- Dataset items

--- BEGIN ---

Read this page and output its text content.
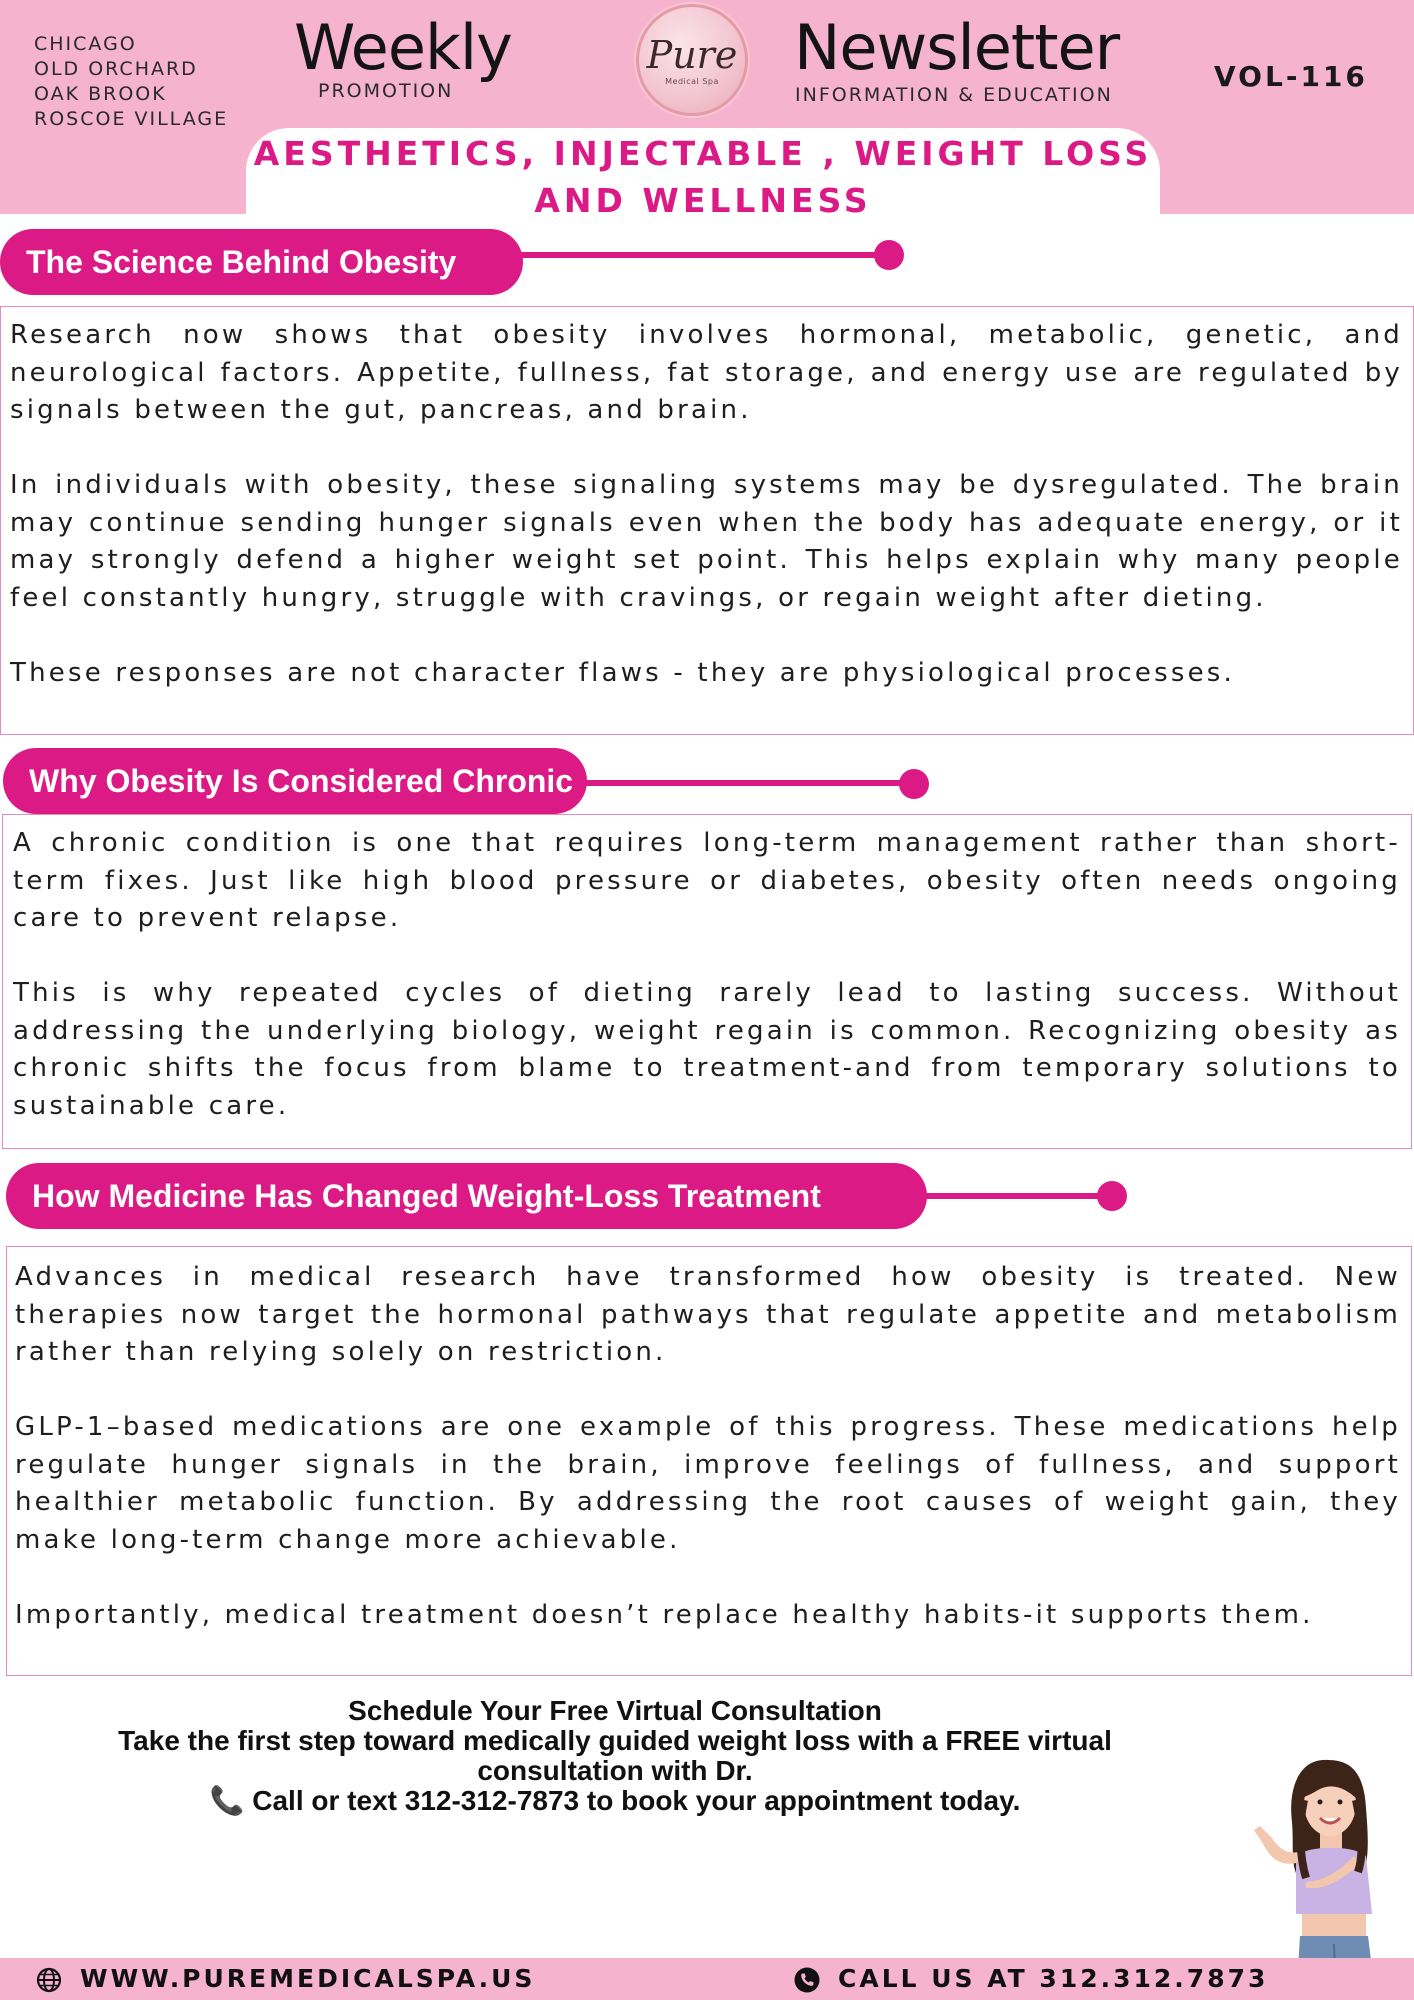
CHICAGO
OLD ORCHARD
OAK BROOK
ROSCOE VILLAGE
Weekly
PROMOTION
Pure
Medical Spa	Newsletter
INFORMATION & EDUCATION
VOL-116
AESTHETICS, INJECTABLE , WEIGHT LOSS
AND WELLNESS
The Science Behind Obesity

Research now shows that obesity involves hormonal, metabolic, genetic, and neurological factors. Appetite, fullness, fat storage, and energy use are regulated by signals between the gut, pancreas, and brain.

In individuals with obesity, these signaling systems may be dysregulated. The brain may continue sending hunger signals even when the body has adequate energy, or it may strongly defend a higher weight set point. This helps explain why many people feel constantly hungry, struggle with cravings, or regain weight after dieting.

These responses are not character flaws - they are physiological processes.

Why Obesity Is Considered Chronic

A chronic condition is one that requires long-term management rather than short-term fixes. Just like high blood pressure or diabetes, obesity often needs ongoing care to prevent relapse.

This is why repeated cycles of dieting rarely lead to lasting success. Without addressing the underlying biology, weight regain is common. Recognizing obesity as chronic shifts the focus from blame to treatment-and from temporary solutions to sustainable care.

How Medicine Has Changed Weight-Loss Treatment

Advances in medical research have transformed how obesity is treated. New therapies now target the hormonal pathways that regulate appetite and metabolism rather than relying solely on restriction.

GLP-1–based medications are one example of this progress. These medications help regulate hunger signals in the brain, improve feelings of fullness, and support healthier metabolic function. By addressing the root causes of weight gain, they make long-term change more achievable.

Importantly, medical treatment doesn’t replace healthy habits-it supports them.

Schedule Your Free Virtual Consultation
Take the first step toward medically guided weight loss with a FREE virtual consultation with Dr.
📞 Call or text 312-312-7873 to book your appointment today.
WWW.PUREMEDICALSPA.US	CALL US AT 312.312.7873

--- END ---
--- BEGIN ---

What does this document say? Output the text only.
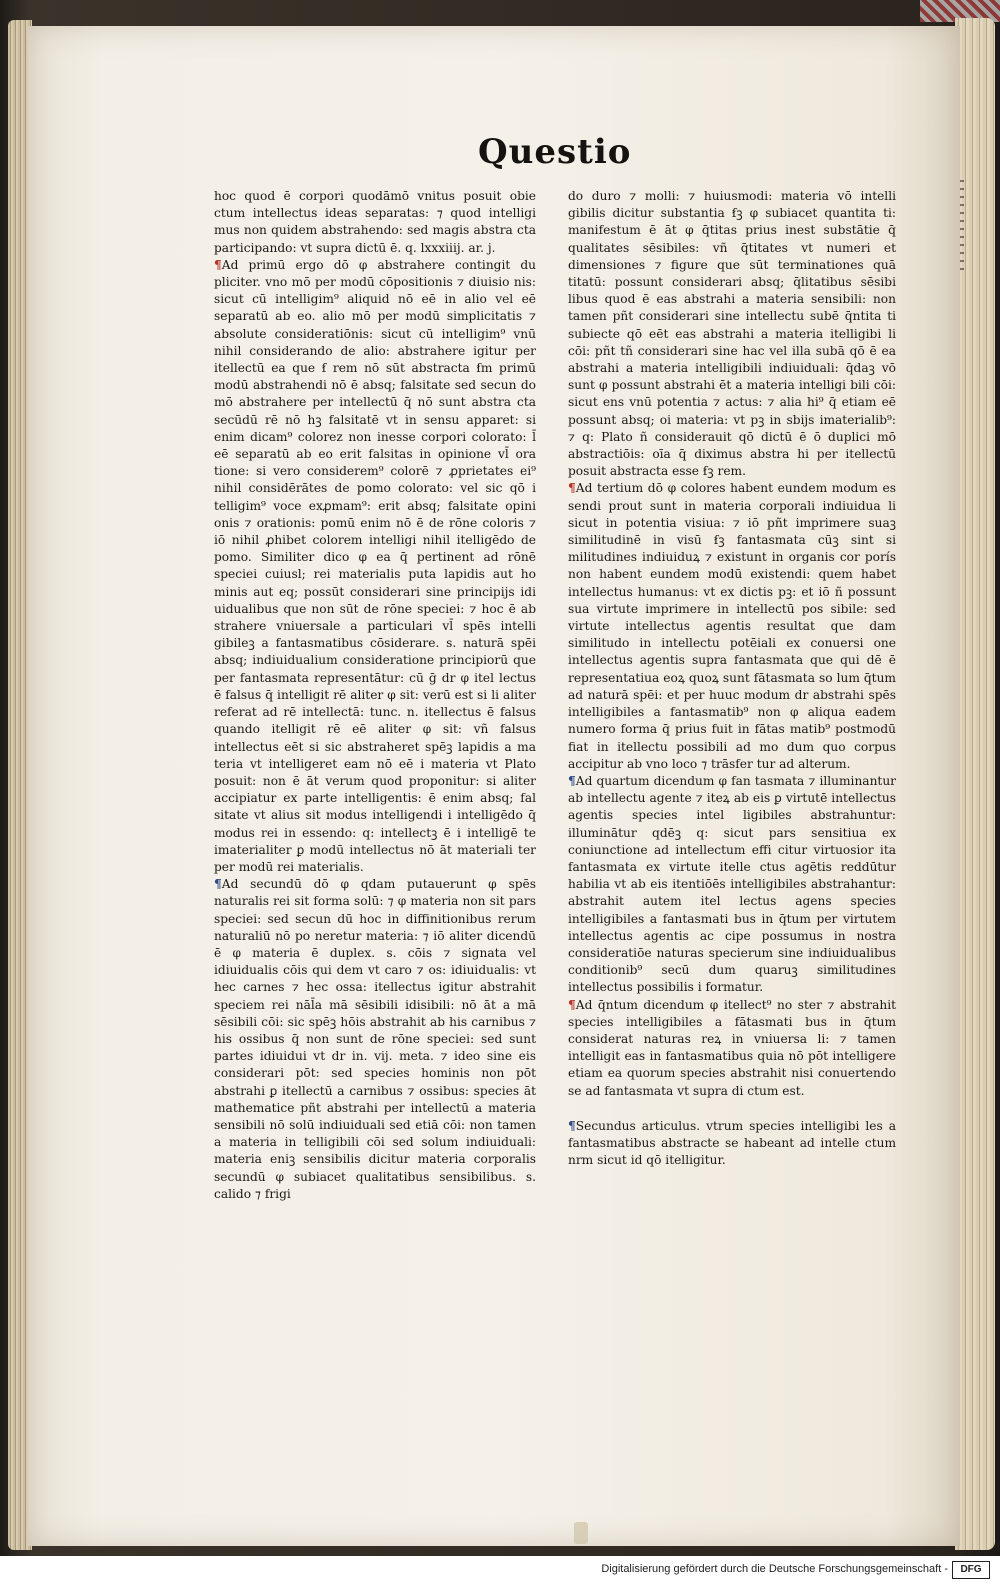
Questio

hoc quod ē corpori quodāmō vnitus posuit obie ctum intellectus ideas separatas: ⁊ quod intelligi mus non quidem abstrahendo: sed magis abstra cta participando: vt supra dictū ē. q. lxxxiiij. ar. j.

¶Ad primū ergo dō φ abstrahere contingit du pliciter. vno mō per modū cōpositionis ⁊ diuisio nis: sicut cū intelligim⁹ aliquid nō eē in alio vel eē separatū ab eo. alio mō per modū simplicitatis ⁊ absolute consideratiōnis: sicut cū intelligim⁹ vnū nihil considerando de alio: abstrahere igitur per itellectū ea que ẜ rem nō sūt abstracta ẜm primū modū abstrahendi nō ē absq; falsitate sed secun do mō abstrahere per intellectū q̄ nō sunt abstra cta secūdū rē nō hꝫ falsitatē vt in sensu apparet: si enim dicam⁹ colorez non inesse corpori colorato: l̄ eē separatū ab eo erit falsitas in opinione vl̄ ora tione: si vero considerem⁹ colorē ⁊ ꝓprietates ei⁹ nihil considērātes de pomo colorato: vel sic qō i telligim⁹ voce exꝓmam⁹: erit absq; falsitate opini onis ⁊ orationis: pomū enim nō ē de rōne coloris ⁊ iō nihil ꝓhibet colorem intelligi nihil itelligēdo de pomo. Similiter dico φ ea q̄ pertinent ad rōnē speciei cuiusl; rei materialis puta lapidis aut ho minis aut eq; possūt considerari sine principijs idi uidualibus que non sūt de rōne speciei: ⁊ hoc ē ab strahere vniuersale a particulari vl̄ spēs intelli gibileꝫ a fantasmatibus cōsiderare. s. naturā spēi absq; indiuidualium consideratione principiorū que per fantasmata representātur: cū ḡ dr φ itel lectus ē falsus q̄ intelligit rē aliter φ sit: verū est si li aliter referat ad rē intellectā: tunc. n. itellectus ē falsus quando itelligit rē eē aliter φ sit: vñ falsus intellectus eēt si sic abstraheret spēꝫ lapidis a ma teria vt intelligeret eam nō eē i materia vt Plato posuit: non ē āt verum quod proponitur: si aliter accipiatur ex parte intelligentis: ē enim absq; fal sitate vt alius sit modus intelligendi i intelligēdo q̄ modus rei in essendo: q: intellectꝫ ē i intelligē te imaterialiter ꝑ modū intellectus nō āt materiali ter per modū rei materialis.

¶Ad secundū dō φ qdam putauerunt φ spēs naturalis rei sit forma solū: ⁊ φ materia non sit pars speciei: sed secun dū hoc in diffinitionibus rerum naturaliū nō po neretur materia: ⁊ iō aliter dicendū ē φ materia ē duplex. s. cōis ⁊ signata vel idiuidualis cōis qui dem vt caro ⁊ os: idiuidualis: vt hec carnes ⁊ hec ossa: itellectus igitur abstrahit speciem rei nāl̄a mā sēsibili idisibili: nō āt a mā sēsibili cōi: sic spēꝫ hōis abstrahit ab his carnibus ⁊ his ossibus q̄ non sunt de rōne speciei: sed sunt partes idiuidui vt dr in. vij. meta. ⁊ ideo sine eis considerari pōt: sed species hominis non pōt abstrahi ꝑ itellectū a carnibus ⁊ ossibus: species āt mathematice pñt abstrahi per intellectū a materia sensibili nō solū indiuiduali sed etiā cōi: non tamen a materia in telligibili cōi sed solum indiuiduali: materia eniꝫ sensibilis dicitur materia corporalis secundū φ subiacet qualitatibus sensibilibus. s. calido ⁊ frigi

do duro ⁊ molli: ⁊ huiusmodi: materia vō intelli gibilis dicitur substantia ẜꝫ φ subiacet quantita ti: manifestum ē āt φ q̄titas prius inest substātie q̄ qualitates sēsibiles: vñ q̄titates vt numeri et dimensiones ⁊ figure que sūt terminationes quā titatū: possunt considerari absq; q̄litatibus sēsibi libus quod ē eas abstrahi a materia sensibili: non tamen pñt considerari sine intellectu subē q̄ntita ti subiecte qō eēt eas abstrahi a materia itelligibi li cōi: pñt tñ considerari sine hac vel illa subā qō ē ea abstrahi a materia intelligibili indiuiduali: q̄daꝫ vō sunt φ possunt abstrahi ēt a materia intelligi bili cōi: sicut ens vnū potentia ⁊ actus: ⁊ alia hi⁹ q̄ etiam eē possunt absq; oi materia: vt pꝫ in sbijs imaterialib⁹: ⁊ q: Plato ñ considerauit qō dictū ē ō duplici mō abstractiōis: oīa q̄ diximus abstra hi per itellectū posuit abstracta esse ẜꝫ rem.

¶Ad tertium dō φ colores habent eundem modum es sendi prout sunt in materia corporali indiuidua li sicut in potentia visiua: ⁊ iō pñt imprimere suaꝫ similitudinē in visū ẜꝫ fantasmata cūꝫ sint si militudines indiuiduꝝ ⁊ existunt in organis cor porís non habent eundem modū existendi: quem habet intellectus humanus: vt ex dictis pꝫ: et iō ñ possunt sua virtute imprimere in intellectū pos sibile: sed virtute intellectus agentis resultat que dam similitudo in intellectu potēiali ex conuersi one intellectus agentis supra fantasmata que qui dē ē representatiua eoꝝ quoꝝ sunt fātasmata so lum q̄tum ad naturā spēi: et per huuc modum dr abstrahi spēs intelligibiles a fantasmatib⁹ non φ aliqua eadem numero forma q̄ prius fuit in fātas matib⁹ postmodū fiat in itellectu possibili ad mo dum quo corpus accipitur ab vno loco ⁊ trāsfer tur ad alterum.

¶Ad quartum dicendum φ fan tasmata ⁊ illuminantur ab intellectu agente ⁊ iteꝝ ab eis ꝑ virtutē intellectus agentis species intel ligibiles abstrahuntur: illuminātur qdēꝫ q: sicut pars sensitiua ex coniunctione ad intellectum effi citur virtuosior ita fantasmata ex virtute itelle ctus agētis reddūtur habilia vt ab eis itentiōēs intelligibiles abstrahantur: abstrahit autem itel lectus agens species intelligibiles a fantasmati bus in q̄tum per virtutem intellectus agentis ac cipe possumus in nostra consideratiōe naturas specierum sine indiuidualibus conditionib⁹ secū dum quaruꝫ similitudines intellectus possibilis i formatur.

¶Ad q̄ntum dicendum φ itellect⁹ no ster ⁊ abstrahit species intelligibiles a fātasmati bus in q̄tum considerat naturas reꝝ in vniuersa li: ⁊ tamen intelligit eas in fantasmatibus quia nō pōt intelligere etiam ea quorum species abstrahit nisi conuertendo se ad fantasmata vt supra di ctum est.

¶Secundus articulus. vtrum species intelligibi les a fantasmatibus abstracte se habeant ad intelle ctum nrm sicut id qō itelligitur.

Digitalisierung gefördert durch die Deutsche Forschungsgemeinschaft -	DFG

--- END ---

- Directive
In the entries above, identify each line that includes the string "text", then copy it.

- The response
Read this page and output its text content.
📞 Call or text 312-312-7873 to book your appointment today.
What does this document say? Output the text only.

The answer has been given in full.